→ **Textauszug**:

====

Auch Crowdworker können Arbeitnehmer sein, mit allen sozialversicherungsrechtliche und steuerrechtlichen Auswirkungen.
Angesichts einer aktuellen Entscheidung des Bundesarbeitsgerichts (BAG, Urteil vom vom 1.12.2020, 9 AZR 102/20) sollten Crowdworker prüfen lassen, ob sie als Arbeitnehmer einzustufen sind – mit allen damit verbundenen Konsequenzen. Die Arbeitnehmereigenschaft ist zwar – wie auch das BAG im Urteil herausstellt – stets im Einzelfall zu prüfen, im Hinblick auf das neu ergangene Urteil erscheint sie für Crowdworker aber nicht gänzlich ausgeschlossen.
Im vom BAG entschiedenen Fall hatte die Beklagte für Ihre Kunden deren Produktpräsentation im Einzelhandel kontrolliert. Die Kontrolle erfolgte durch Crowdworker, die sich auf einer von der Beklagten eingerichteten Online-Plattform registrierten. Über die Plattform wurden Aufträge vergeben, die meist darin bestanden, Fotos von im Einzelhandel präsentierten Waren anzufertigen und Fragen zur Werbung zu beantworten. Nach der Auftragsannahme blieben meist nur einige Stunden Zeit, den Auftrag zu erfüllen. Zur Durchführung der Aufträge wurde außerdem eine von der Beklagten bereitgestellte App benötigt. Mit jedem erfüllten Auftrag erhielt der Crowdworker „Erfahrungspunkte“ und stieg so im Level an, was mehr Funktionen im System freigab.

====

→ **Aufgaben**:
1. Wie viel Zeit blieb den Crowdworkern laut Textauszug nach der Auftragsannahme meist, um einen Auftrag zu erfüllen?
2. Prüfen Sie, ob die folgenden Aussagen mit dem Textauszug übereinstimmen. Antworten Sie jeweils mit Ja oder Nein und zitieren Sie die entscheidende Textstelle wörtlich.
(a) Die Crowdworker registrierten sich auf einer von der Beklagten eingerichteten Online-Plattform.
(b) Zur Durchführung der Aufträge war keine App erforderlich.
(c) Die Arbeitnehmereigenschaft von Crowdworkern ist generell ausgeschlossen.
Die Daten sind eigenständiges Material und gehören nicht zum Textauszug.

→ **Bereitgestellte Daten**:
====

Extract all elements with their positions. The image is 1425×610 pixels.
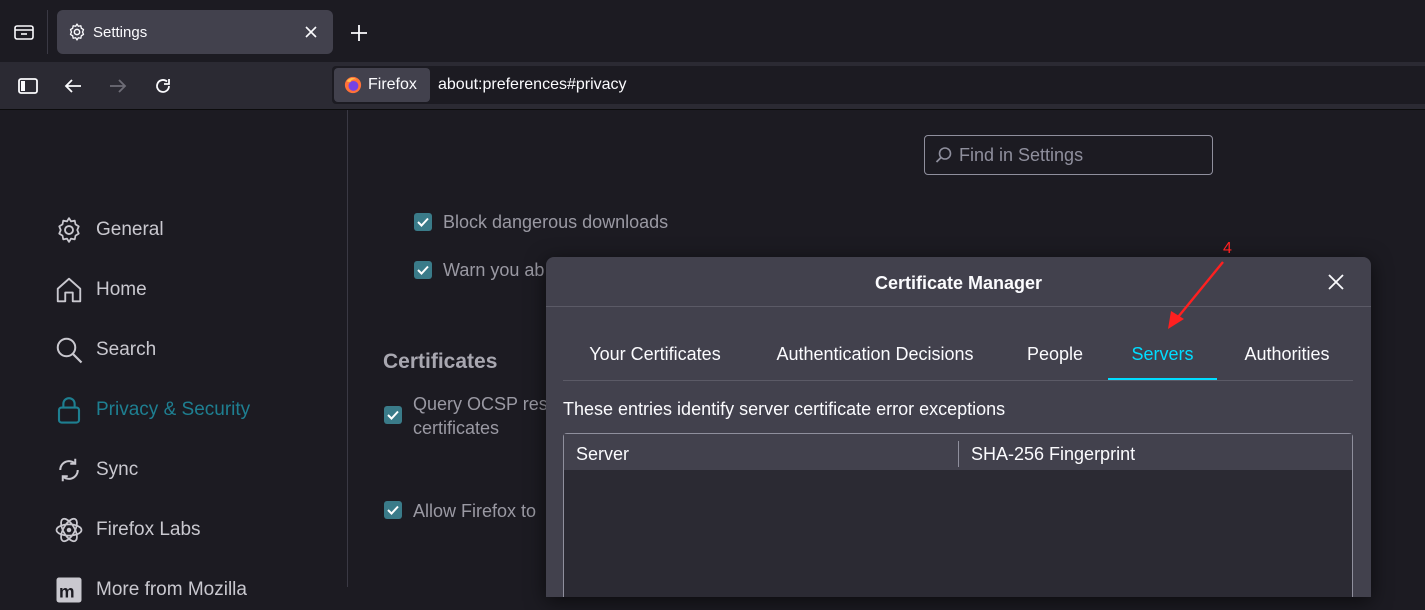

====

→ **Lösungen**:
1. Meist nur einige Stunden.

2.
(a) Ja: „die sich auf einer von der Beklagten eingerichteten Online-Plattform registrierten“
(b) Nein: „Zur Durchführung der Aufträge wurde außerdem eine von der Beklagten bereitgestellte App benötigt.“
(c) Nein: „erscheint sie für Crowdworker aber nicht gänzlich ausgeschlossen“